Data records

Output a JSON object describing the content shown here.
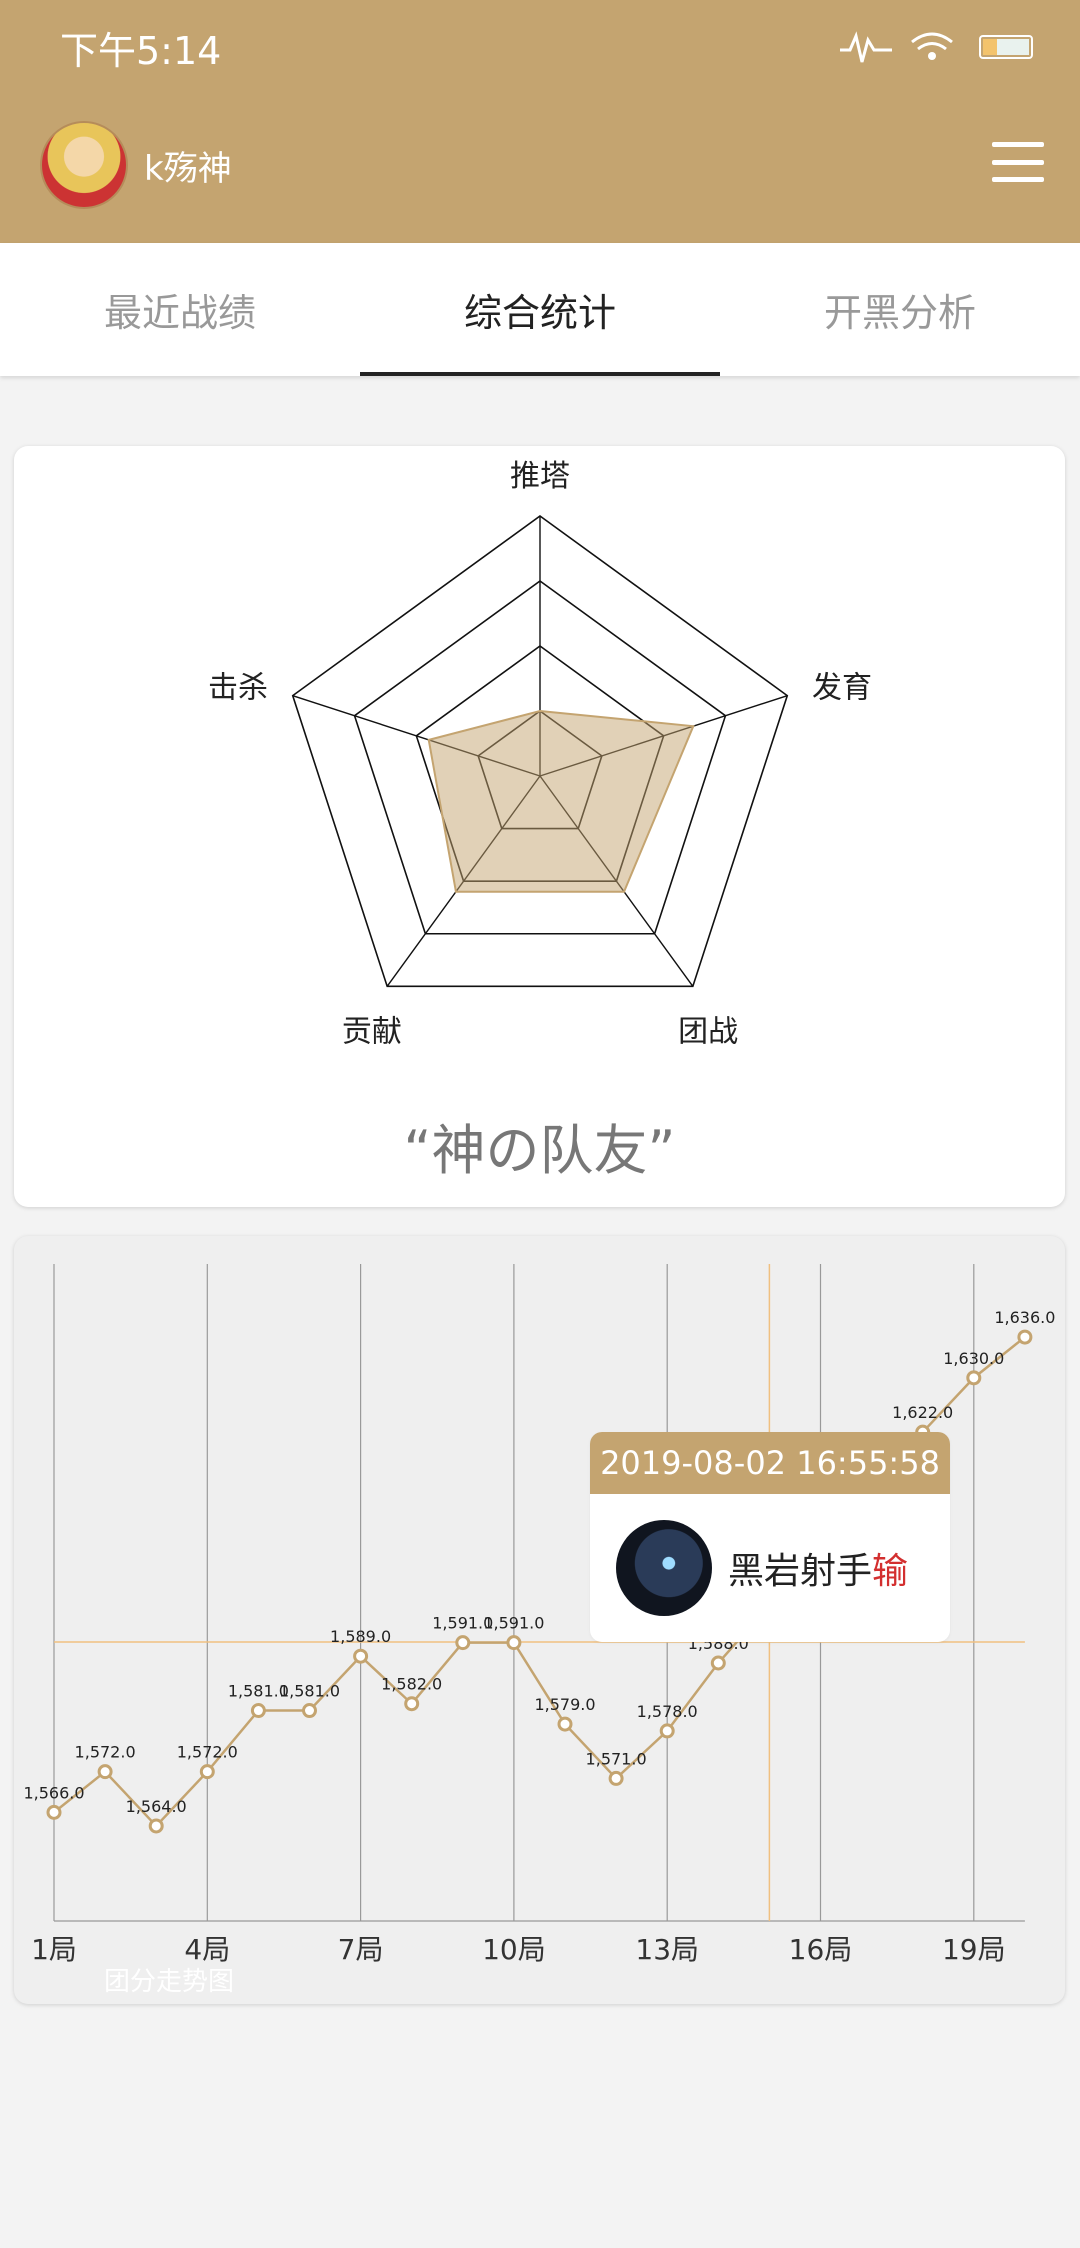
{
  "status_bar": {
    "time": "下午5:14"
  },
  "profile": {
    "username": "k殇神"
  },
  "tabs": [
    {
      "label": "最近战绩",
      "active": false
    },
    {
      "label": "综合统计",
      "active": true
    },
    {
      "label": "开黑分析",
      "active": false
    }
  ],
  "radar": {
    "axes": [
      "推塔",
      "发育",
      "团战",
      "贡献",
      "击杀"
    ],
    "values": [
      0.25,
      0.62,
      0.55,
      0.55,
      0.45
    ],
    "max": 1,
    "fill_color": "#c4a470",
    "title": "“神の队友”"
  },
  "chart_data": {
    "type": "line",
    "x": [
      1,
      2,
      3,
      4,
      5,
      6,
      7,
      8,
      9,
      10,
      11,
      12,
      13,
      14,
      15,
      16,
      17,
      18,
      19,
      20
    ],
    "values": [
      1566.0,
      1572.0,
      1564.0,
      1572.0,
      1581.0,
      1581.0,
      1589.0,
      1582.0,
      1591.0,
      1591.0,
      1579.0,
      1571.0,
      1578.0,
      1588.0,
      null,
      null,
      null,
      1622.0,
      1630.0,
      1636.0
    ],
    "value_labels": [
      "1,566.0",
      "1,572.0",
      "1,564.0",
      "1,572.0",
      "1,581.0",
      "1,581.0",
      "1,589.0",
      "1,582.0",
      "1,591.0",
      "1,591.0",
      "1,579.0",
      "1,571.0",
      "1,578.0",
      "1,588.0",
      "",
      "",
      "",
      "1,622.0",
      "1,630.0",
      "1,636.0"
    ],
    "x_ticks": [
      "1局",
      "4局",
      "7局",
      "10局",
      "13局",
      "16局",
      "19局"
    ],
    "x_tick_positions": [
      1,
      4,
      7,
      10,
      13,
      16,
      19
    ],
    "ylim": [
      1550,
      1645
    ],
    "caption": "团分走势图",
    "line_color": "#c4a470",
    "highlight_x": 15,
    "grid": true
  },
  "tooltip": {
    "datetime": "2019-08-02 16:55:58",
    "hero": "黑岩射手",
    "result": "输"
  }
}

→ Problem description: Print out the whole of the material word for word, without pictures.

→ In response:
Output a JSON object describing the content shown here.
{
  "status_bar": {
    "time": "下午5:14"
  },
  "profile": {
    "username": "k殇神"
  },
  "tabs": [
    {
      "label": "最近战绩",
      "active": false
    },
    {
      "label": "综合统计",
      "active": true
    },
    {
      "label": "开黑分析",
      "active": false
    }
  ],
  "radar": {
    "axes": [
      "推塔",
      "发育",
      "团战",
      "贡献",
      "击杀"
    ],
    "values": [
      0.25,
      0.62,
      0.55,
      0.55,
      0.45
    ],
    "max": 1,
    "fill_color": "#c4a470",
    "title": "“神の队友”"
  },
  "chart_data": {
    "type": "line",
    "x": [
      1,
      2,
      3,
      4,
      5,
      6,
      7,
      8,
      9,
      10,
      11,
      12,
      13,
      14,
      15,
      16,
      17,
      18,
      19,
      20
    ],
    "values": [
      1566.0,
      1572.0,
      1564.0,
      1572.0,
      1581.0,
      1581.0,
      1589.0,
      1582.0,
      1591.0,
      1591.0,
      1579.0,
      1571.0,
      1578.0,
      1588.0,
      null,
      null,
      null,
      1622.0,
      1630.0,
      1636.0
    ],
    "value_labels": [
      "1,566.0",
      "1,572.0",
      "1,564.0",
      "1,572.0",
      "1,581.0",
      "1,581.0",
      "1,589.0",
      "1,582.0",
      "1,591.0",
      "1,591.0",
      "1,579.0",
      "1,571.0",
      "1,578.0",
      "1,588.0",
      "",
      "",
      "",
      "1,622.0",
      "1,630.0",
      "1,636.0"
    ],
    "x_ticks": [
      "1局",
      "4局",
      "7局",
      "10局",
      "13局",
      "16局",
      "19局"
    ],
    "x_tick_positions": [
      1,
      4,
      7,
      10,
      13,
      16,
      19
    ],
    "ylim": [
      1550,
      1645
    ],
    "caption": "团分走势图",
    "line_color": "#c4a470",
    "highlight_x": 15,
    "grid": true
  },
  "tooltip": {
    "datetime": "2019-08-02 16:55:58",
    "hero": "黑岩射手",
    "result": "输"
  }
}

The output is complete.